### [WHAT YOU SHOULD DO]
Restate, word for word, every line of the data.

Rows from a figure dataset
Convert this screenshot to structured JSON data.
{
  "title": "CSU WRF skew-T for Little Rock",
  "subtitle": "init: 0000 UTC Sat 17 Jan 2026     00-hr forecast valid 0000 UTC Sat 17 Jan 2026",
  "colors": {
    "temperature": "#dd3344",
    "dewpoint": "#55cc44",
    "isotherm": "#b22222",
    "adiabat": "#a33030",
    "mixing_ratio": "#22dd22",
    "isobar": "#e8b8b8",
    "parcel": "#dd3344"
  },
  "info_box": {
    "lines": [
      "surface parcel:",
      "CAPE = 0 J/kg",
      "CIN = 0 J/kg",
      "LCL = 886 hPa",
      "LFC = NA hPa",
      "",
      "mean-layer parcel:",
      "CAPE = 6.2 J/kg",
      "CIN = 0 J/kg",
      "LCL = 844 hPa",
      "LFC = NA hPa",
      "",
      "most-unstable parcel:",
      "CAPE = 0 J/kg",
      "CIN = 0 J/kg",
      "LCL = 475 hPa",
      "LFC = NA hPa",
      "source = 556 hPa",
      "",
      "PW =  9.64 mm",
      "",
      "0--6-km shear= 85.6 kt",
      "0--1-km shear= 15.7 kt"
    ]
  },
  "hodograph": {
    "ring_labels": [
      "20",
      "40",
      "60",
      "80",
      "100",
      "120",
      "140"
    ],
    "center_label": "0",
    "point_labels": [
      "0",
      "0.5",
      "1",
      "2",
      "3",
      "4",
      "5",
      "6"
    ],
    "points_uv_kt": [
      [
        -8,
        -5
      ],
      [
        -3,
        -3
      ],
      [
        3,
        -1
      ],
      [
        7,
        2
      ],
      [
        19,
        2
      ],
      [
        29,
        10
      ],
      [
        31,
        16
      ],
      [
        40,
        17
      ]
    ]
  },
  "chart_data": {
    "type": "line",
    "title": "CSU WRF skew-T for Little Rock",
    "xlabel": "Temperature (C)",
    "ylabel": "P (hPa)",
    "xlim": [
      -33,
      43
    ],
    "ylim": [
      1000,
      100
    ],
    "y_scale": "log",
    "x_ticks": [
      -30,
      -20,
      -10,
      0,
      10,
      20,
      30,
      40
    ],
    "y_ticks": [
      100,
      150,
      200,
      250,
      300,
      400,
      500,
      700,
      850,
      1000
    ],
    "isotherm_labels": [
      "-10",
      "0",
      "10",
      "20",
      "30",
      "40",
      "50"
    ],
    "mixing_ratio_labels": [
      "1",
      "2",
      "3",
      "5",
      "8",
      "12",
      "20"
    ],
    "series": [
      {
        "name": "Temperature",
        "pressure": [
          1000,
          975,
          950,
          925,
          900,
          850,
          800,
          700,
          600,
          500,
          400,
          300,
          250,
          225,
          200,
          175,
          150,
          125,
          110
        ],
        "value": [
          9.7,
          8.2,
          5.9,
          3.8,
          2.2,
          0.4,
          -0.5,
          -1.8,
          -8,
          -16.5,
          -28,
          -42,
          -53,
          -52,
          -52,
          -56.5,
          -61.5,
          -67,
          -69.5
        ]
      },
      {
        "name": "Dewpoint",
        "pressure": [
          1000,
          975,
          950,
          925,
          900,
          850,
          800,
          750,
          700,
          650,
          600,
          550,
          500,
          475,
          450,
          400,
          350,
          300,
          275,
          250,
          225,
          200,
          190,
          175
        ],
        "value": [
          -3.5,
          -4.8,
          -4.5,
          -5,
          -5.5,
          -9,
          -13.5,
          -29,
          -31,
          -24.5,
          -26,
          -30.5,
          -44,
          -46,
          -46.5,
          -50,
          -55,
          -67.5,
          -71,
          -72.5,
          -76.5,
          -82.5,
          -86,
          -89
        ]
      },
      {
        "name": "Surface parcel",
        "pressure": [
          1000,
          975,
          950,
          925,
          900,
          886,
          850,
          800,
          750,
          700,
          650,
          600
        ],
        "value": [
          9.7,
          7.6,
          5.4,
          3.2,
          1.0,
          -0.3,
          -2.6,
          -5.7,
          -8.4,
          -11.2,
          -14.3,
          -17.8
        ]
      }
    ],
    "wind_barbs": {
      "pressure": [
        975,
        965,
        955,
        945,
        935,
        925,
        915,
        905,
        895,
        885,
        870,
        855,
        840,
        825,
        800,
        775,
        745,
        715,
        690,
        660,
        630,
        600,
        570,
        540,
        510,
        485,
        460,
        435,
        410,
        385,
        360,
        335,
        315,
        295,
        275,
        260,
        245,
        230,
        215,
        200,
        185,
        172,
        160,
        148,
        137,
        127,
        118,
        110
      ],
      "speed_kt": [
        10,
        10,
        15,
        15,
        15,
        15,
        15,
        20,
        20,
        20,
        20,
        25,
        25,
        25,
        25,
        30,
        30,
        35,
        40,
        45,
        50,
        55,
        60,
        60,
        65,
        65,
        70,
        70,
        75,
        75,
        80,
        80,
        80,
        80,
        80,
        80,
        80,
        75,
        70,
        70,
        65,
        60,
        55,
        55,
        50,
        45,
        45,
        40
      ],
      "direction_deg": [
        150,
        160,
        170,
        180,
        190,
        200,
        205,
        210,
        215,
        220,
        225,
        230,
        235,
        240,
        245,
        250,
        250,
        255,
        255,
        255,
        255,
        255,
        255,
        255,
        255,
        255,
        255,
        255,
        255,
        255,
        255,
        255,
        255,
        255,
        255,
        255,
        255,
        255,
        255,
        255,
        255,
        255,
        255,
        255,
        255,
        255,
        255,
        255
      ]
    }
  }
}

### [THE SOLUTION]
Convert this screenshot to structured JSON data.
{
  "title": "CSU WRF skew-T for Little Rock",
  "subtitle": "init: 0000 UTC Sat 17 Jan 2026     00-hr forecast valid 0000 UTC Sat 17 Jan 2026",
  "colors": {
    "temperature": "#dd3344",
    "dewpoint": "#55cc44",
    "isotherm": "#b22222",
    "adiabat": "#a33030",
    "mixing_ratio": "#22dd22",
    "isobar": "#e8b8b8",
    "parcel": "#dd3344"
  },
  "info_box": {
    "lines": [
      "surface parcel:",
      "CAPE = 0 J/kg",
      "CIN = 0 J/kg",
      "LCL = 886 hPa",
      "LFC = NA hPa",
      "",
      "mean-layer parcel:",
      "CAPE = 6.2 J/kg",
      "CIN = 0 J/kg",
      "LCL = 844 hPa",
      "LFC = NA hPa",
      "",
      "most-unstable parcel:",
      "CAPE = 0 J/kg",
      "CIN = 0 J/kg",
      "LCL = 475 hPa",
      "LFC = NA hPa",
      "source = 556 hPa",
      "",
      "PW =  9.64 mm",
      "",
      "0--6-km shear= 85.6 kt",
      "0--1-km shear= 15.7 kt"
    ]
  },
  "hodograph": {
    "ring_labels": [
      "20",
      "40",
      "60",
      "80",
      "100",
      "120",
      "140"
    ],
    "center_label": "0",
    "point_labels": [
      "0",
      "0.5",
      "1",
      "2",
      "3",
      "4",
      "5",
      "6"
    ],
    "points_uv_kt": [
      [
        -8,
        -5
      ],
      [
        -3,
        -3
      ],
      [
        3,
        -1
      ],
      [
        7,
        2
      ],
      [
        19,
        2
      ],
      [
        29,
        10
      ],
      [
        31,
        16
      ],
      [
        40,
        17
      ]
    ]
  },
  "chart_data": {
    "type": "line",
    "title": "CSU WRF skew-T for Little Rock",
    "xlabel": "Temperature (C)",
    "ylabel": "P (hPa)",
    "xlim": [
      -33,
      43
    ],
    "ylim": [
      1000,
      100
    ],
    "y_scale": "log",
    "x_ticks": [
      -30,
      -20,
      -10,
      0,
      10,
      20,
      30,
      40
    ],
    "y_ticks": [
      100,
      150,
      200,
      250,
      300,
      400,
      500,
      700,
      850,
      1000
    ],
    "isotherm_labels": [
      "-10",
      "0",
      "10",
      "20",
      "30",
      "40",
      "50"
    ],
    "mixing_ratio_labels": [
      "1",
      "2",
      "3",
      "5",
      "8",
      "12",
      "20"
    ],
    "series": [
      {
        "name": "Temperature",
        "pressure": [
          1000,
          975,
          950,
          925,
          900,
          850,
          800,
          700,
          600,
          500,
          400,
          300,
          250,
          225,
          200,
          175,
          150,
          125,
          110
        ],
        "value": [
          9.7,
          8.2,
          5.9,
          3.8,
          2.2,
          0.4,
          -0.5,
          -1.8,
          -8,
          -16.5,
          -28,
          -42,
          -53,
          -52,
          -52,
          -56.5,
          -61.5,
          -67,
          -69.5
        ]
      },
      {
        "name": "Dewpoint",
        "pressure": [
          1000,
          975,
          950,
          925,
          900,
          850,
          800,
          750,
          700,
          650,
          600,
          550,
          500,
          475,
          450,
          400,
          350,
          300,
          275,
          250,
          225,
          200,
          190,
          175
        ],
        "value": [
          -3.5,
          -4.8,
          -4.5,
          -5,
          -5.5,
          -9,
          -13.5,
          -29,
          -31,
          -24.5,
          -26,
          -30.5,
          -44,
          -46,
          -46.5,
          -50,
          -55,
          -67.5,
          -71,
          -72.5,
          -76.5,
          -82.5,
          -86,
          -89
        ]
      },
      {
        "name": "Surface parcel",
        "pressure": [
          1000,
          975,
          950,
          925,
          900,
          886,
          850,
          800,
          750,
          700,
          650,
          600
        ],
        "value": [
          9.7,
          7.6,
          5.4,
          3.2,
          1.0,
          -0.3,
          -2.6,
          -5.7,
          -8.4,
          -11.2,
          -14.3,
          -17.8
        ]
      }
    ],
    "wind_barbs": {
      "pressure": [
        975,
        965,
        955,
        945,
        935,
        925,
        915,
        905,
        895,
        885,
        870,
        855,
        840,
        825,
        800,
        775,
        745,
        715,
        690,
        660,
        630,
        600,
        570,
        540,
        510,
        485,
        460,
        435,
        410,
        385,
        360,
        335,
        315,
        295,
        275,
        260,
        245,
        230,
        215,
        200,
        185,
        172,
        160,
        148,
        137,
        127,
        118,
        110
      ],
      "speed_kt": [
        10,
        10,
        15,
        15,
        15,
        15,
        15,
        20,
        20,
        20,
        20,
        25,
        25,
        25,
        25,
        30,
        30,
        35,
        40,
        45,
        50,
        55,
        60,
        60,
        65,
        65,
        70,
        70,
        75,
        75,
        80,
        80,
        80,
        80,
        80,
        80,
        80,
        75,
        70,
        70,
        65,
        60,
        55,
        55,
        50,
        45,
        45,
        40
      ],
      "direction_deg": [
        150,
        160,
        170,
        180,
        190,
        200,
        205,
        210,
        215,
        220,
        225,
        230,
        235,
        240,
        245,
        250,
        250,
        255,
        255,
        255,
        255,
        255,
        255,
        255,
        255,
        255,
        255,
        255,
        255,
        255,
        255,
        255,
        255,
        255,
        255,
        255,
        255,
        255,
        255,
        255,
        255,
        255,
        255,
        255,
        255,
        255,
        255,
        255
      ]
    }
  }
}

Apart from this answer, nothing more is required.